• **Passage to read**
# Detailed Building Life Cycle Global Warming Potential Model

## Class Name

• RDetailedBuildingLifeCycleGWPModel

## Location in Objects Pane

• Models > Model > Consequence > Environmental > Detailed Building Life Cycle Global Warming Potential

## Model Description

### Model Form

• This model produces the lifecycle global warming potential of a building at a fine level of detail.
• Extraction and manufacturing phase
• $$GW{P_{EM}} = q\sum {{i_{gp}} + {i_{gt}}d}$$
• On-site construction phase
• $$GW{P_{OC}} = {E_{OC}}{i_{gc}}$$
• Operation phase
• $$GW{P_{OP}} = {E_{OP}}{i_{go}}$$
• End-of-life phase
• $$GW{P_{EoL}} = {E_{eoL}}{i_{geol}}$$

• No

## Properties

### Object Name

• Name of the object in Rt
• Allowable characters are upper-case and lower-case letters, numbers, and underscore (“_”).
• The name is unique and case-sensitive.

• **Given task A**
Present the rows from the first one up to and including the row with "x-tick-label: 15 bbox=[162, 401, 176, 416]" as a Markdown table with the columns Row and Line, leaving out any blank lines.
The rows have no connection to the page on the building global warming potential model.

• **Entries shown**
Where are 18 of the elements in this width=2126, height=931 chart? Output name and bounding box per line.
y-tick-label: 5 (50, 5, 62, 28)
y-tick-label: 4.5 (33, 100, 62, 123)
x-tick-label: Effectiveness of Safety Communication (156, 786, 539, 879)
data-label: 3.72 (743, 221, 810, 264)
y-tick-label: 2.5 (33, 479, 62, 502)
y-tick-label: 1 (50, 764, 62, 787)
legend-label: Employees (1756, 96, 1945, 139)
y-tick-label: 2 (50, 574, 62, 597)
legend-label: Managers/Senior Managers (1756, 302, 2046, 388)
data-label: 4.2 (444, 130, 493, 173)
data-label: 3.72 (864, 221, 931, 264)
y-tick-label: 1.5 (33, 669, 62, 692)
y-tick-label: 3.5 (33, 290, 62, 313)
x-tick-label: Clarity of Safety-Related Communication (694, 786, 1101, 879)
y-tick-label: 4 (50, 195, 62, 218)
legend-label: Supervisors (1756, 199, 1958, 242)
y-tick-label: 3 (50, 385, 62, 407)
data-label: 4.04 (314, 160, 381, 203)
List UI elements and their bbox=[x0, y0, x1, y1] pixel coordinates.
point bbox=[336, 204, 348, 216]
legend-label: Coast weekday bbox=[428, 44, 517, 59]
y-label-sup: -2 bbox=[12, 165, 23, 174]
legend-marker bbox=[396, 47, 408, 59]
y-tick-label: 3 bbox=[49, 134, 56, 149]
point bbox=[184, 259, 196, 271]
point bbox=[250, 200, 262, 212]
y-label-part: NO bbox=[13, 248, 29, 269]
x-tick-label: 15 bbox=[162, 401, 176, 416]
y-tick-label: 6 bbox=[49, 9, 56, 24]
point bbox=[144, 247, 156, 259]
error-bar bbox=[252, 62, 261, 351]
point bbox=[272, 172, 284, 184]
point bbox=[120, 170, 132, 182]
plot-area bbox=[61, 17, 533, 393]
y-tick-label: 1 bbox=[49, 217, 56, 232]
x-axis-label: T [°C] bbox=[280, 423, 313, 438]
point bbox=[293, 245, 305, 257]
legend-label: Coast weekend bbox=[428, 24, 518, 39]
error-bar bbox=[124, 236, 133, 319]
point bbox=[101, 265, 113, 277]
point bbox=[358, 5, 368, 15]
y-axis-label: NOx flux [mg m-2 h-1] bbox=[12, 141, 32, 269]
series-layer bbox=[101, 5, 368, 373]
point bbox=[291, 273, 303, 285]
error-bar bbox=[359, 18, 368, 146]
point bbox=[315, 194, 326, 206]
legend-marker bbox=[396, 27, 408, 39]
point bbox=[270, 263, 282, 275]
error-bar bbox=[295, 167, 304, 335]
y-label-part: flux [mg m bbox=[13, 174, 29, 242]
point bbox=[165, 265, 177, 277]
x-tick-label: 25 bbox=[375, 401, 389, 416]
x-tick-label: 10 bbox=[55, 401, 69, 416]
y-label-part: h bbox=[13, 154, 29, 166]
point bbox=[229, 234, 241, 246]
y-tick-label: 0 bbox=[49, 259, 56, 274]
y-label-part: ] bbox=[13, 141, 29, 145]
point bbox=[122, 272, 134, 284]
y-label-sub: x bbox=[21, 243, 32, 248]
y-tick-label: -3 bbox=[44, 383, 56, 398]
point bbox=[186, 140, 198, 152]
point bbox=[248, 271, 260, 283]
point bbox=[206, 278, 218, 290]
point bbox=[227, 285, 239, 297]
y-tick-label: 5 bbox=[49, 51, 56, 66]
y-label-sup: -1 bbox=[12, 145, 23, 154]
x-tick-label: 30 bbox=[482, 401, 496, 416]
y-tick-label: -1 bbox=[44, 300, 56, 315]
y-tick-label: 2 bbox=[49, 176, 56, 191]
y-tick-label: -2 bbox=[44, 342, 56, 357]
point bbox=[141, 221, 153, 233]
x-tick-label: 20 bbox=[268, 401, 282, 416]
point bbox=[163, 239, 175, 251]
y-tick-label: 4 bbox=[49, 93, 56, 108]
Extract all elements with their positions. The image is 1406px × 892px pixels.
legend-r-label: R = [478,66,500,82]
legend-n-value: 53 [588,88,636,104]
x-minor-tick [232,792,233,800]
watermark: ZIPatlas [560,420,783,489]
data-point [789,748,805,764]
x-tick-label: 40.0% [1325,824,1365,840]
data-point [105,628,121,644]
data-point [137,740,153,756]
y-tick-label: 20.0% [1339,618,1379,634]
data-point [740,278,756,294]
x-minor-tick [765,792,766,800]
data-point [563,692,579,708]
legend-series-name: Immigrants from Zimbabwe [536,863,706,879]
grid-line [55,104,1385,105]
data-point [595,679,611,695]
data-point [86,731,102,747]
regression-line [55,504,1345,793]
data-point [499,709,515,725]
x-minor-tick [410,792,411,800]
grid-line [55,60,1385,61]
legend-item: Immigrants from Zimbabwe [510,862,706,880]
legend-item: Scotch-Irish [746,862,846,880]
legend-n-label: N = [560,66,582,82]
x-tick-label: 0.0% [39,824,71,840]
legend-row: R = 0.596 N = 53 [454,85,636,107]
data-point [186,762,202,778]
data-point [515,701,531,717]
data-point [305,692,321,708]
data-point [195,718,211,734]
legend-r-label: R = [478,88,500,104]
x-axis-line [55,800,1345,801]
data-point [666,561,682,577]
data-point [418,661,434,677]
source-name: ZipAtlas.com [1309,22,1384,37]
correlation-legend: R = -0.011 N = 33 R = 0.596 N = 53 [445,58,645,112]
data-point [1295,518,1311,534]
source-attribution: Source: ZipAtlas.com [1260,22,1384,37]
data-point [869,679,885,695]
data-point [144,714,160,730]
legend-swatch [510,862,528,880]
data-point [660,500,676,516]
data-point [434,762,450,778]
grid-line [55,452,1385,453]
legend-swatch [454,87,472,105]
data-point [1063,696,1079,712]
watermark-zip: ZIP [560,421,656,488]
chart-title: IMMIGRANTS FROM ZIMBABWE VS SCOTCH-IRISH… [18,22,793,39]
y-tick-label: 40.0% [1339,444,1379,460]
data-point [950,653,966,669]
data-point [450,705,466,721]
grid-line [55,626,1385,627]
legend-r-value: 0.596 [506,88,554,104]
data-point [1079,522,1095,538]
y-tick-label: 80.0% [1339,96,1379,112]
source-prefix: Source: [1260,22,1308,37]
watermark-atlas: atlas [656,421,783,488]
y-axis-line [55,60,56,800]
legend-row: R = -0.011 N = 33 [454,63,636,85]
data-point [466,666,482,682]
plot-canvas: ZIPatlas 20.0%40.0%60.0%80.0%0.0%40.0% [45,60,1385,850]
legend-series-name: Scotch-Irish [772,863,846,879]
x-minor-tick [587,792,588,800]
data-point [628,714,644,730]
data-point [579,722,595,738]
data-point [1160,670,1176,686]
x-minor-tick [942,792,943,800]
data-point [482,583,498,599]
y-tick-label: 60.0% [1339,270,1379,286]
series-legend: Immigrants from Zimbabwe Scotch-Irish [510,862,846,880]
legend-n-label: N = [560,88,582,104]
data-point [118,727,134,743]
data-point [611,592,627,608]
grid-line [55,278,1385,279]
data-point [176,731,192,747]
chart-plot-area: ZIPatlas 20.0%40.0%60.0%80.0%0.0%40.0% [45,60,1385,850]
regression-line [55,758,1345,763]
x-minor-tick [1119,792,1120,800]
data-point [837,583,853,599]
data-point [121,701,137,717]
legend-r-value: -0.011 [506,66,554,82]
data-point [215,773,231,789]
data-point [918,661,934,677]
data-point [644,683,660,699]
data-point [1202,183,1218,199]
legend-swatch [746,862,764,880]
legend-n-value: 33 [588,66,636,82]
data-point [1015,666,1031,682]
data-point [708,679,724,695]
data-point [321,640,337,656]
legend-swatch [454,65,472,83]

• **Given task B**
Quote the page on the building global warming potential model word for word, from "## Class Name" up to and including "level of detail.".

• **Correct answer A**
| Row | Line |
|---|---|
| 1 | Where are 18 of the elements in this width=2126, height=931 chart? Output name and bounding box per line. |
| 2 | y-tick-label: 5 (50, 5, 62, 28) |
| 3 | y-tick-label: 4.5 (33, 100, 62, 123) |
| 4 | x-tick-label: Effectiveness of Safety Communication (156, 786, 539, 879) |
| 5 | data-label: 3.72 (743, 221, 810, 264) |
| 6 | y-tick-label: 2.5 (33, 479, 62, 502) |
| 7 | y-tick-label: 1 (50, 764, 62, 787) |
| 8 | legend-label: Employees (1756, 96, 1945, 139) |
| 9 | y-tick-label: 2 (50, 574, 62, 597) |
| 10 | legend-label: Managers/Senior Managers (1756, 302, 2046, 388) |
| 11 | data-label: 4.2 (444, 130, 493, 173) |
| 12 | data-label: 3.72 (864, 221, 931, 264) |
| 13 | y-tick-label: 1.5 (33, 669, 62, 692) |
| 14 | y-tick-label: 3.5 (33, 290, 62, 313) |
| 15 | x-tick-label: Clarity of Safety-Related Communication (694, 786, 1101, 879) |
| 16 | y-tick-label: 4 (50, 195, 62, 218) |
| 17 | legend-label: Supervisors (1756, 199, 1958, 242) |
| 18 | y-tick-label: 3 (50, 385, 62, 407) |
| 19 | data-label: 4.04 (314, 160, 381, 203) |
| 20 | List UI elements and their bbox=[x0, y0, x1, y1] pixel coordinates. |
| 21 | point bbox=[336, 204, 348, 216] |
| 22 | legend-label: Coast weekday bbox=[428, 44, 517, 59] |
| 23 | y-label-sup: -2 bbox=[12, 165, 23, 174] |
| 24 | legend-marker bbox=[396, 47, 408, 59] |
| 25 | y-tick-label: 3 bbox=[49, 134, 56, 149] |
| 26 | point bbox=[184, 259, 196, 271] |
| 27 | point bbox=[250, 200, 262, 212] |
| 28 | y-label-part: NO bbox=[13, 248, 29, 269] |
| 29 | x-tick-label: 15 bbox=[162, 401, 176, 416] |

• **Correct answer B**
## Class Name

• RDetailedBuildingLifeCycleGWPModel

## Location in Objects Pane

• Models > Model > Consequence > Environmental > Detailed Building Life Cycle Global Warming Potential

## Model Description

### Model Form

• This model produces the lifecycle global warming potential of a building at a fine level of detail.